» Work to be completed
Copy each of the items below without altering a single character, keeping every line as it stands.

» Data to process
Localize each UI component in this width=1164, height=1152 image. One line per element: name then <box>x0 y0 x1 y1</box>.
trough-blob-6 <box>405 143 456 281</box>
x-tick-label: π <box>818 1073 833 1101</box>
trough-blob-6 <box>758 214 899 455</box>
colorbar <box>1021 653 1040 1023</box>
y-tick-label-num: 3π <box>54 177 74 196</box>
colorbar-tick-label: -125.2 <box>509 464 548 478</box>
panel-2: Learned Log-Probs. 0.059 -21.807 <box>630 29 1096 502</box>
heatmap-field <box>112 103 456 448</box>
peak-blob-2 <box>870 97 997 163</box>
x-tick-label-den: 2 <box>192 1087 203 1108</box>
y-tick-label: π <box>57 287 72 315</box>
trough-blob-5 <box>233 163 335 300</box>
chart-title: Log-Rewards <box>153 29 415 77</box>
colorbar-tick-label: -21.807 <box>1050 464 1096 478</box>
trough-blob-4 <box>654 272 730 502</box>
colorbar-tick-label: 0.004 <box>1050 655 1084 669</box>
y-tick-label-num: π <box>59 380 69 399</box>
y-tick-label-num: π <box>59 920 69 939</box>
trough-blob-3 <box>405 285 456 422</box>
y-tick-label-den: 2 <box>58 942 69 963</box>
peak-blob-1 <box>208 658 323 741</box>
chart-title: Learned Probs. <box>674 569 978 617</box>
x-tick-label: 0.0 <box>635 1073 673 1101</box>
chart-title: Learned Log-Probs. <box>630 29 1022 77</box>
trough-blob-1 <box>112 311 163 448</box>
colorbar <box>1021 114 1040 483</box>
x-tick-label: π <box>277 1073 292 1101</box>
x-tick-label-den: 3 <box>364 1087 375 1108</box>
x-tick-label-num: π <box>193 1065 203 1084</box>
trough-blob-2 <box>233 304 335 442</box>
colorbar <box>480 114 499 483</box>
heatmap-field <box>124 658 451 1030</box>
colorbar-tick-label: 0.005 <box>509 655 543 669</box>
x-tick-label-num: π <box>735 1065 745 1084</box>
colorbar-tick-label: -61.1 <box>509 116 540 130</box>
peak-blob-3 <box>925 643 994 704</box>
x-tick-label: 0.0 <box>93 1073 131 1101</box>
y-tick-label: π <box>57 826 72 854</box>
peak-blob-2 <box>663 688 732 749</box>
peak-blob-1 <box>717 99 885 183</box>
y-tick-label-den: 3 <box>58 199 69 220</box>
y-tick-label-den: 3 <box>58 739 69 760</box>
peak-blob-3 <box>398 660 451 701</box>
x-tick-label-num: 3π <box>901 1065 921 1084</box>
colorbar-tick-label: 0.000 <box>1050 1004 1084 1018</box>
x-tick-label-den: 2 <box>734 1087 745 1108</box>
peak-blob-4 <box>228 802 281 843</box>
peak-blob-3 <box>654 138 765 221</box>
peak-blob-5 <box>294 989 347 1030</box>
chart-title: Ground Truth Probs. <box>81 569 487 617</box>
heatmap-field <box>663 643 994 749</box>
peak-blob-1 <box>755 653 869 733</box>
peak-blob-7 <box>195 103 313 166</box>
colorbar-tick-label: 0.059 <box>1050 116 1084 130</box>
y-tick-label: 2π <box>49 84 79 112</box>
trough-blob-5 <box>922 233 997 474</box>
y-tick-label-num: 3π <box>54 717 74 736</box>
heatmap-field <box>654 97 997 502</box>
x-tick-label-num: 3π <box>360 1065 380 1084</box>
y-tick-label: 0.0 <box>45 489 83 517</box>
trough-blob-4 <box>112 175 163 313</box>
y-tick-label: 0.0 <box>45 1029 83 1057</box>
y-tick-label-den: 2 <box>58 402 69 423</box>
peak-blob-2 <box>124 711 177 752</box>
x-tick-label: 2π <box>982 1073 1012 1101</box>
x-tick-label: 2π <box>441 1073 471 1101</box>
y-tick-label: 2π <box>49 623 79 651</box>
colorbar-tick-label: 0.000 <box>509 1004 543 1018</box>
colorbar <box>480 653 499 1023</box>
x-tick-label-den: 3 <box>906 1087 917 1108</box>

» Reply
Localize each UI component in this width=1164, height=1152 image. One line per element: name then <box>x0 y0 x1 y1</box>.
trough-blob-6 <box>405 143 456 281</box>
x-tick-label: π <box>818 1073 833 1101</box>
trough-blob-6 <box>758 214 899 455</box>
colorbar <box>1021 653 1040 1023</box>
y-tick-label-num: 3π <box>54 177 74 196</box>
colorbar-tick-label: -125.2 <box>509 464 548 478</box>
panel-2: Learned Log-Probs. 0.059 -21.807 <box>630 29 1096 502</box>
heatmap-field <box>112 103 456 448</box>
peak-blob-2 <box>870 97 997 163</box>
x-tick-label-den: 2 <box>192 1087 203 1108</box>
y-tick-label: π <box>57 287 72 315</box>
trough-blob-5 <box>233 163 335 300</box>
chart-title: Log-Rewards <box>153 29 415 77</box>
colorbar-tick-label: -21.807 <box>1050 464 1096 478</box>
trough-blob-4 <box>654 272 730 502</box>
colorbar-tick-label: 0.004 <box>1050 655 1084 669</box>
y-tick-label-num: π <box>59 380 69 399</box>
y-tick-label-num: π <box>59 920 69 939</box>
trough-blob-3 <box>405 285 456 422</box>
y-tick-label-den: 2 <box>58 942 69 963</box>
peak-blob-1 <box>208 658 323 741</box>
chart-title: Learned Probs. <box>674 569 978 617</box>
x-tick-label: 0.0 <box>635 1073 673 1101</box>
chart-title: Learned Log-Probs. <box>630 29 1022 77</box>
trough-blob-1 <box>112 311 163 448</box>
colorbar <box>1021 114 1040 483</box>
x-tick-label: π <box>277 1073 292 1101</box>
x-tick-label-den: 3 <box>364 1087 375 1108</box>
x-tick-label-num: π <box>193 1065 203 1084</box>
trough-blob-2 <box>233 304 335 442</box>
colorbar <box>480 114 499 483</box>
heatmap-field <box>124 658 451 1030</box>
colorbar-tick-label: 0.005 <box>509 655 543 669</box>
x-tick-label-num: π <box>735 1065 745 1084</box>
colorbar-tick-label: -61.1 <box>509 116 540 130</box>
peak-blob-3 <box>925 643 994 704</box>
x-tick-label: 0.0 <box>93 1073 131 1101</box>
y-tick-label: π <box>57 826 72 854</box>
peak-blob-2 <box>663 688 732 749</box>
peak-blob-1 <box>717 99 885 183</box>
y-tick-label-den: 3 <box>58 199 69 220</box>
y-tick-label-den: 3 <box>58 739 69 760</box>
peak-blob-3 <box>398 660 451 701</box>
x-tick-label-num: 3π <box>901 1065 921 1084</box>
colorbar-tick-label: 0.000 <box>1050 1004 1084 1018</box>
x-tick-label-den: 2 <box>734 1087 745 1108</box>
peak-blob-4 <box>228 802 281 843</box>
peak-blob-3 <box>654 138 765 221</box>
peak-blob-5 <box>294 989 347 1030</box>
chart-title: Ground Truth Probs. <box>81 569 487 617</box>
heatmap-field <box>663 643 994 749</box>
peak-blob-1 <box>755 653 869 733</box>
peak-blob-7 <box>195 103 313 166</box>
colorbar-tick-label: 0.059 <box>1050 116 1084 130</box>
y-tick-label: 2π <box>49 84 79 112</box>
trough-blob-5 <box>922 233 997 474</box>
y-tick-label-num: 3π <box>54 717 74 736</box>
heatmap-field <box>654 97 997 502</box>
x-tick-label-num: 3π <box>360 1065 380 1084</box>
y-tick-label: 0.0 <box>45 489 83 517</box>
trough-blob-4 <box>112 175 163 313</box>
y-tick-label: 0.0 <box>45 1029 83 1057</box>
y-tick-label-den: 2 <box>58 402 69 423</box>
peak-blob-2 <box>124 711 177 752</box>
x-tick-label: 2π <box>982 1073 1012 1101</box>
x-tick-label: 2π <box>441 1073 471 1101</box>
y-tick-label: 2π <box>49 623 79 651</box>
colorbar-tick-label: 0.000 <box>509 1004 543 1018</box>
colorbar <box>480 653 499 1023</box>
x-tick-label-den: 3 <box>906 1087 917 1108</box>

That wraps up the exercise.